-- Task prompt --
Transcribe everything in the data word for word. Pictures are left out.

(Records from a collection)
start
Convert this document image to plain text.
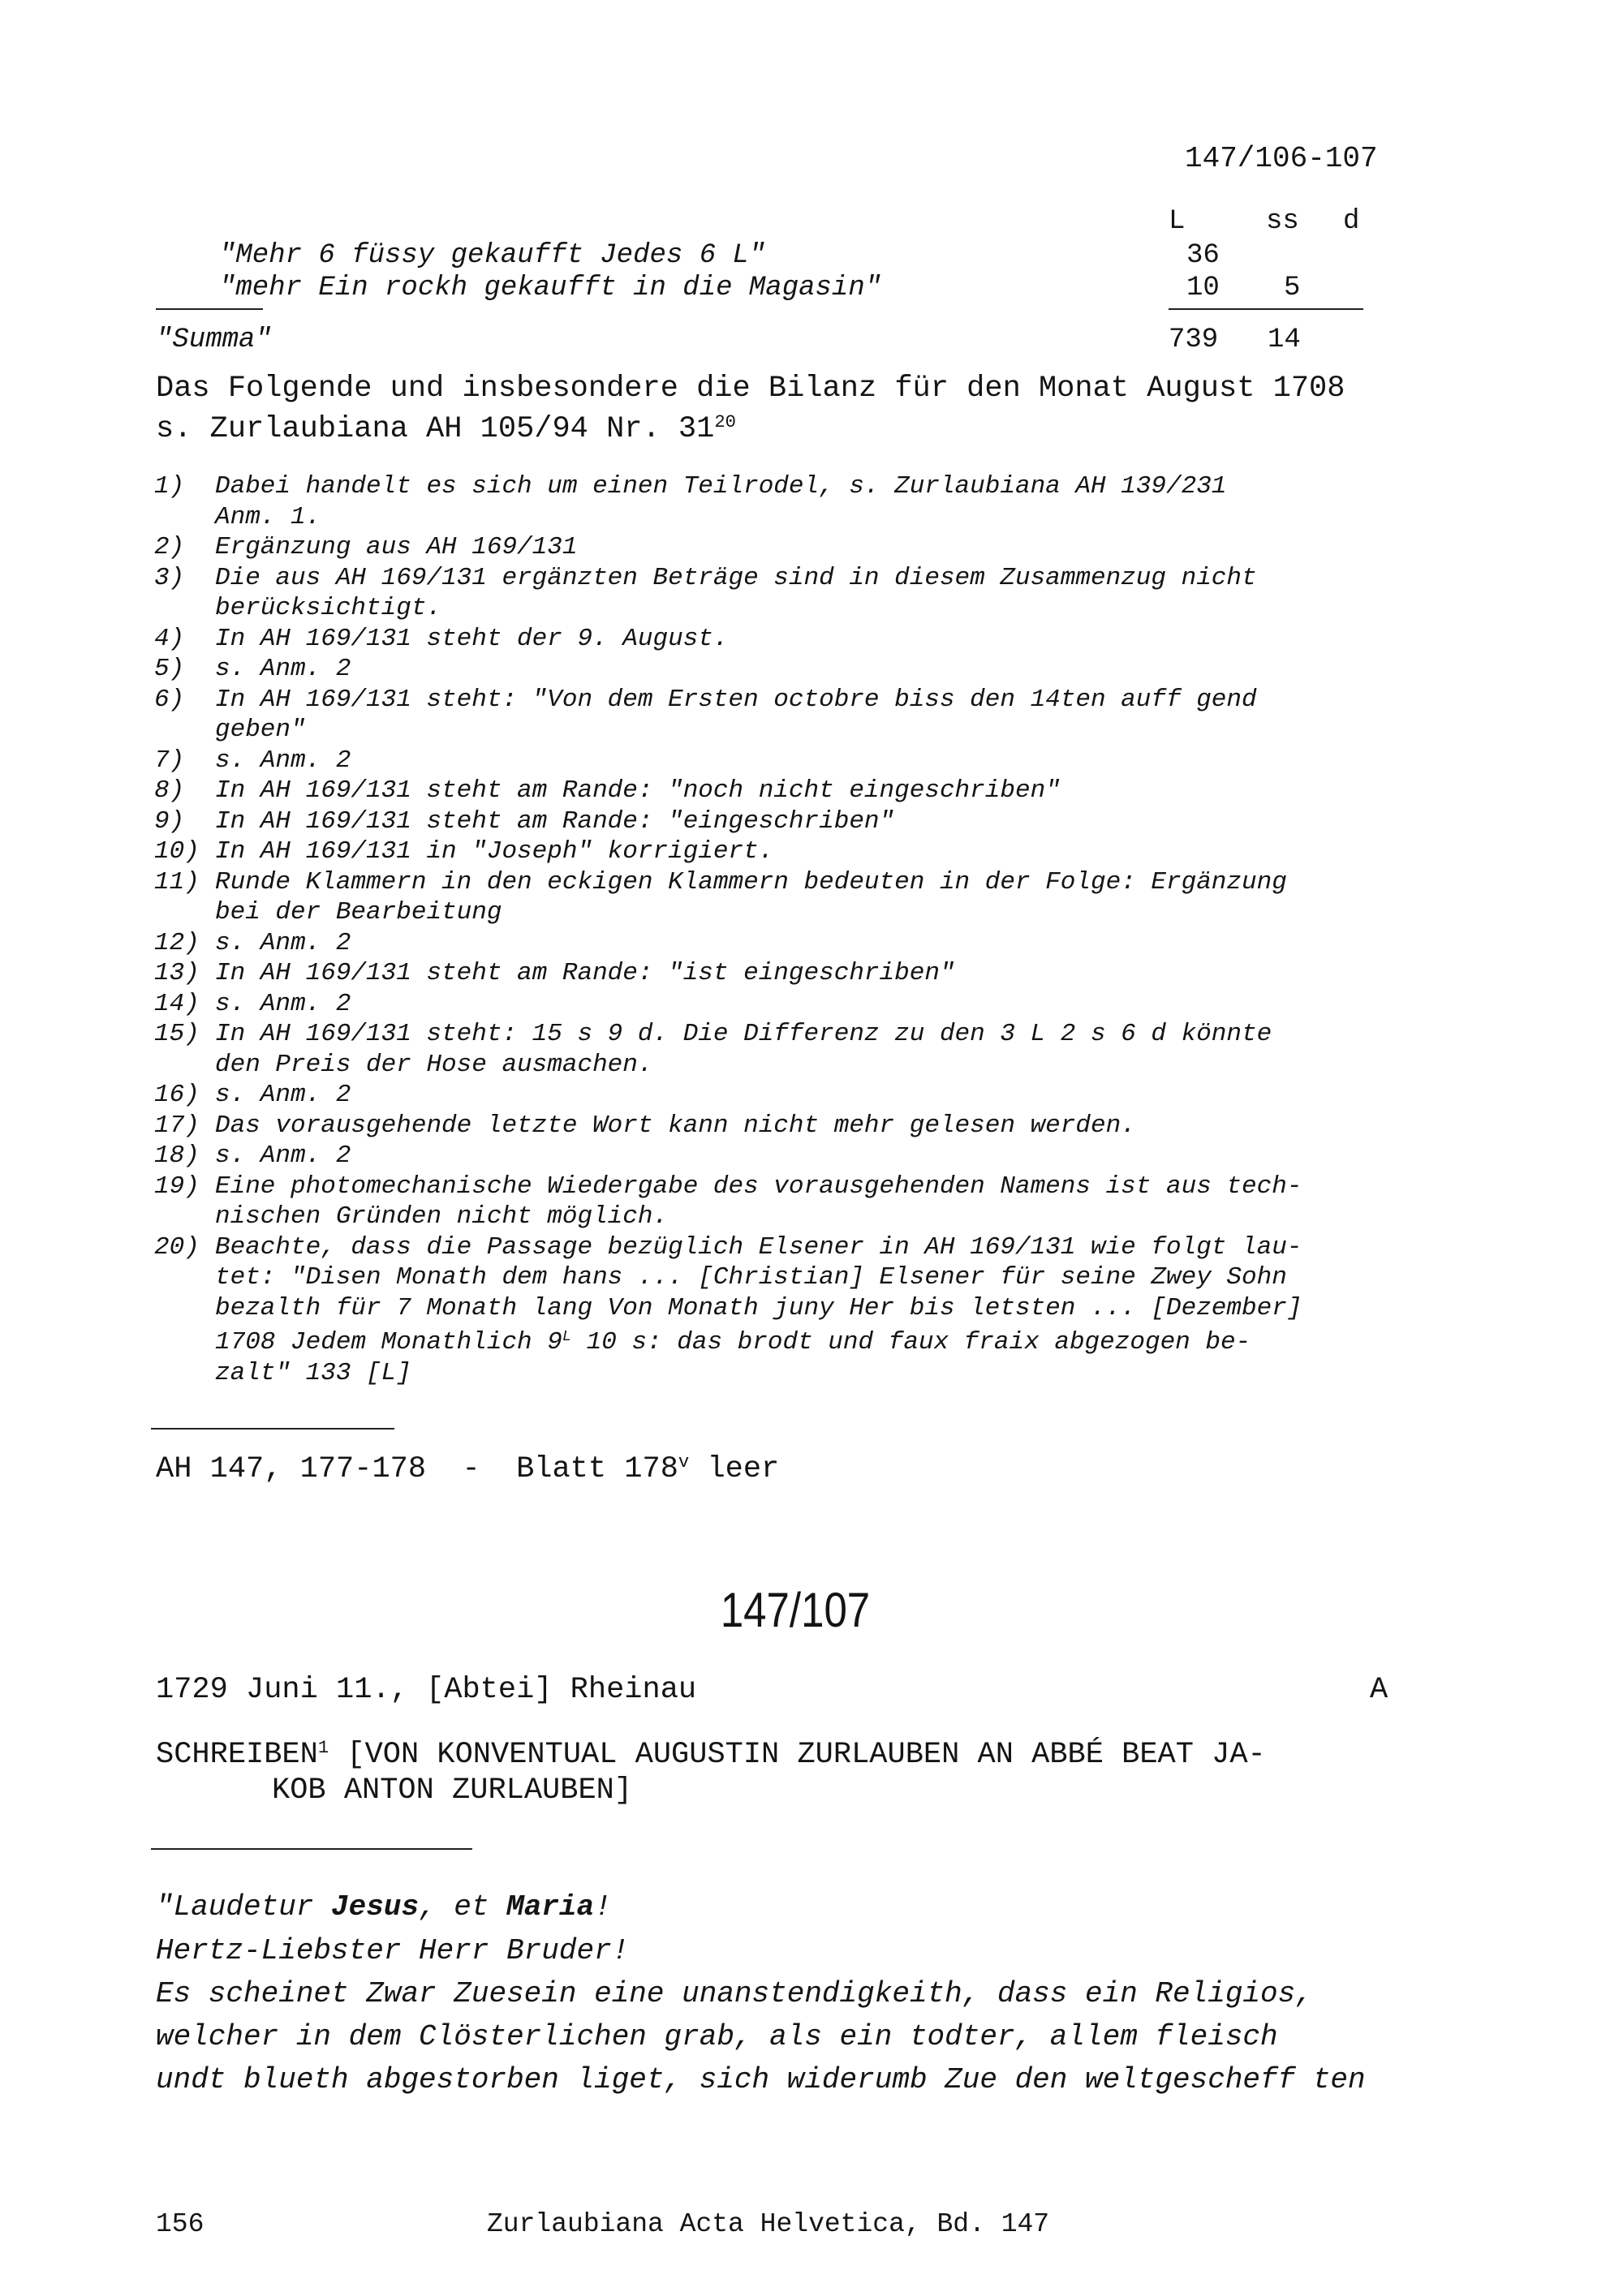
147/106-107
L	ss d
"Mehr 6 füssy gekaufft Jedes 6 L"	36
"mehr Ein rockh gekaufft in die Magasin"	10 5
"Summa"	739 14
Das Folgende und insbesondere die Bilanz für den Monat August 1708
s. Zurlaubiana AH 105/94 Nr. $31^{20}$
1) Dabei handelt es sich um einen Teilrodel, s. Zurlaubiana AH 139/231
Anm. 1.
2) Ergänzung aus AH 169/131
3) Die aus AH 169/131 ergänzten Beträge sind in diesem Zusammenzug nicht
berücksichtigt.
4) In AH 169/131 steht der 9. August.
5) s. Anm. 2
6) In AH 169/131 steht: "Von dem Ersten octobre biss den 14ten auff gend
geben"
7) s. Anm. 2
8) In AH 169/131 steht am Rande: "noch nicht eingeschriben"
9) In AH 169/131 steht am Rande: "eingeschriben"
10) In AH 169/131 in "Joseph" korrigiert.
11) Runde Klammern in den eckigen Klammern bedeuten in der Folge: Ergänzung
bei der Bearbeitung
12) s. Anm. 2
13) In AH 169/131 steht am Rande: "ist eingeschriben"
14) s. Anm. 2
15) In AH 169/131 steht: 15 s 9 d. Die Differenz zu den 3 L 2 s 6 d könnte
den Preis der Hose ausmachen.
16) s. Anm. 2
17) Das vorausgehende letzte Wort kann nicht mehr gelesen werden.
18) s. Anm. 2
19) Eine photomechanische Wiedergabe des vorausgehenden Namens ist aus tech-
nischen Gründen nicht möglich.
20) Beachte, dass die Passage bezüglich Elsener in AH 169/131 wie folgt lau-
tet: "Disen Monath dem hans ... [Christian] Elsener für seine Zwey Sohn
bezalth für 7 Monath lang Von Monath juny Her bis letsten ... [Dezember]
1708 Jedem Monathlich $9^L$ 10 s: das brodt und faux fraix abgezogen be-
zalt" 133 [L]
AH 147, 177-178  -  Blatt 178$^v$ leer
147/107
1729 Juni 11., [Abtei] Rheinau	A
SCHREIBEN$^1$ [VON KONVENTUAL AUGUSTIN ZURLAUBEN AN ABBÉ BEAT JA-
KOB ANTON ZURLAUBEN]
"Laudetur Jesus, et Maria!
Hertz-Liebster Herr Bruder!
Es scheinet Zwar Zuesein eine unanstendigkeith, dass ein Religios,
welcher in dem Clösterlichen grab, als ein todter, allem fleisch
undt blueth abgestorben liget, sich widerumb Zue den weltgescheff ten
156	Zurlaubiana Acta Helvetica, Bd. 147
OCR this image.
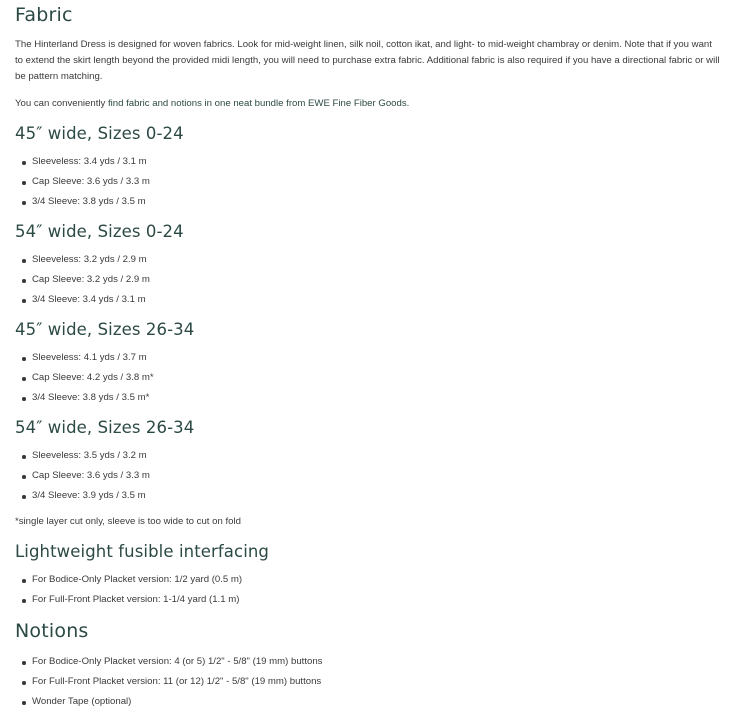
Fabric

The Hinterland Dress is designed for woven fabrics. Look for mid-weight linen, silk noil, cotton ikat, and light- to mid-weight chambray or denim. Note that if you want to extend the skirt length beyond the provided midi length, you will need to purchase extra fabric. Additional fabric is also required if you have a directional fabric or will be pattern matching.

You can conveniently find fabric and notions in one neat bundle from EWE Fine Fiber Goods.

45″ wide, Sizes 0-24
Sleeveless: 3.4 yds / 3.1 m
Cap Sleeve: 3.6 yds / 3.3 m
3/4 Sleeve: 3.8 yds / 3.5 m
54″ wide, Sizes 0-24
Sleeveless: 3.2 yds / 2.9 m
Cap Sleeve: 3.2 yds / 2.9 m
3/4 Sleeve: 3.4 yds / 3.1 m
45″ wide, Sizes 26-34
Sleeveless: 4.1 yds / 3.7 m
Cap Sleeve: 4.2 yds / 3.8 m*
3/4 Sleeve: 3.8 yds / 3.5 m*
54″ wide, Sizes 26-34
Sleeveless: 3.5 yds / 3.2 m
Cap Sleeve: 3.6 yds / 3.3 m
3/4 Sleeve: 3.9 yds / 3.5 m

*single layer cut only, sleeve is too wide to cut on fold

Lightweight fusible interfacing
For Bodice-Only Placket version: 1/2 yard (0.5 m)
For Full-Front Placket version: 1-1/4 yard (1.1 m)
Notions
For Bodice-Only Placket version: 4 (or 5) 1/2" - 5/8" (19 mm) buttons
For Full-Front Placket version: 11 (or 12) 1/2" - 5/8" (19 mm) buttons
Wonder Tape (optional)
end
-- Right answer --
Convert this document image to plain text.
147/106-107
L	ss d
"Mehr 6 füssy gekaufft Jedes 6 L"	36
"mehr Ein rockh gekaufft in die Magasin"	10 5
"Summa"	739 14
Das Folgende und insbesondere die Bilanz für den Monat August 1708
s. Zurlaubiana AH 105/94 Nr. $31^{20}$
1) Dabei handelt es sich um einen Teilrodel, s. Zurlaubiana AH 139/231
Anm. 1.
2) Ergänzung aus AH 169/131
3) Die aus AH 169/131 ergänzten Beträge sind in diesem Zusammenzug nicht
berücksichtigt.
4) In AH 169/131 steht der 9. August.
5) s. Anm. 2
6) In AH 169/131 steht: "Von dem Ersten octobre biss den 14ten auff gend
geben"
7) s. Anm. 2
8) In AH 169/131 steht am Rande: "noch nicht eingeschriben"
9) In AH 169/131 steht am Rande: "eingeschriben"
10) In AH 169/131 in "Joseph" korrigiert.
11) Runde Klammern in den eckigen Klammern bedeuten in der Folge: Ergänzung
bei der Bearbeitung
12) s. Anm. 2
13) In AH 169/131 steht am Rande: "ist eingeschriben"
14) s. Anm. 2
15) In AH 169/131 steht: 15 s 9 d. Die Differenz zu den 3 L 2 s 6 d könnte
den Preis der Hose ausmachen.
16) s. Anm. 2
17) Das vorausgehende letzte Wort kann nicht mehr gelesen werden.
18) s. Anm. 2
19) Eine photomechanische Wiedergabe des vorausgehenden Namens ist aus tech-
nischen Gründen nicht möglich.
20) Beachte, dass die Passage bezüglich Elsener in AH 169/131 wie folgt lau-
tet: "Disen Monath dem hans ... [Christian] Elsener für seine Zwey Sohn
bezalth für 7 Monath lang Von Monath juny Her bis letsten ... [Dezember]
1708 Jedem Monathlich $9^L$ 10 s: das brodt und faux fraix abgezogen be-
zalt" 133 [L]
AH 147, 177-178  -  Blatt 178$^v$ leer
147/107
1729 Juni 11., [Abtei] Rheinau	A
SCHREIBEN$^1$ [VON KONVENTUAL AUGUSTIN ZURLAUBEN AN ABBÉ BEAT JA-
KOB ANTON ZURLAUBEN]
"Laudetur Jesus, et Maria!
Hertz-Liebster Herr Bruder!
Es scheinet Zwar Zuesein eine unanstendigkeith, dass ein Religios,
welcher in dem Clösterlichen grab, als ein todter, allem fleisch
undt blueth abgestorben liget, sich widerumb Zue den weltgescheff ten
156	Zurlaubiana Acta Helvetica, Bd. 147
OCR this image.
Fabric

The Hinterland Dress is designed for woven fabrics. Look for mid-weight linen, silk noil, cotton ikat, and light- to mid-weight chambray or denim. Note that if you want to extend the skirt length beyond the provided midi length, you will need to purchase extra fabric. Additional fabric is also required if you have a directional fabric or will be pattern matching.

You can conveniently find fabric and notions in one neat bundle from EWE Fine Fiber Goods.

45″ wide, Sizes 0-24
Sleeveless: 3.4 yds / 3.1 m
Cap Sleeve: 3.6 yds / 3.3 m
3/4 Sleeve: 3.8 yds / 3.5 m
54″ wide, Sizes 0-24
Sleeveless: 3.2 yds / 2.9 m
Cap Sleeve: 3.2 yds / 2.9 m
3/4 Sleeve: 3.4 yds / 3.1 m
45″ wide, Sizes 26-34
Sleeveless: 4.1 yds / 3.7 m
Cap Sleeve: 4.2 yds / 3.8 m*
3/4 Sleeve: 3.8 yds / 3.5 m*
54″ wide, Sizes 26-34
Sleeveless: 3.5 yds / 3.2 m
Cap Sleeve: 3.6 yds / 3.3 m
3/4 Sleeve: 3.9 yds / 3.5 m

*single layer cut only, sleeve is too wide to cut on fold

Lightweight fusible interfacing
For Bodice-Only Placket version: 1/2 yard (0.5 m)
For Full-Front Placket version: 1-1/4 yard (1.1 m)
Notions
For Bodice-Only Placket version: 4 (or 5) 1/2" - 5/8" (19 mm) buttons
For Full-Front Placket version: 11 (or 12) 1/2" - 5/8" (19 mm) buttons
Wonder Tape (optional)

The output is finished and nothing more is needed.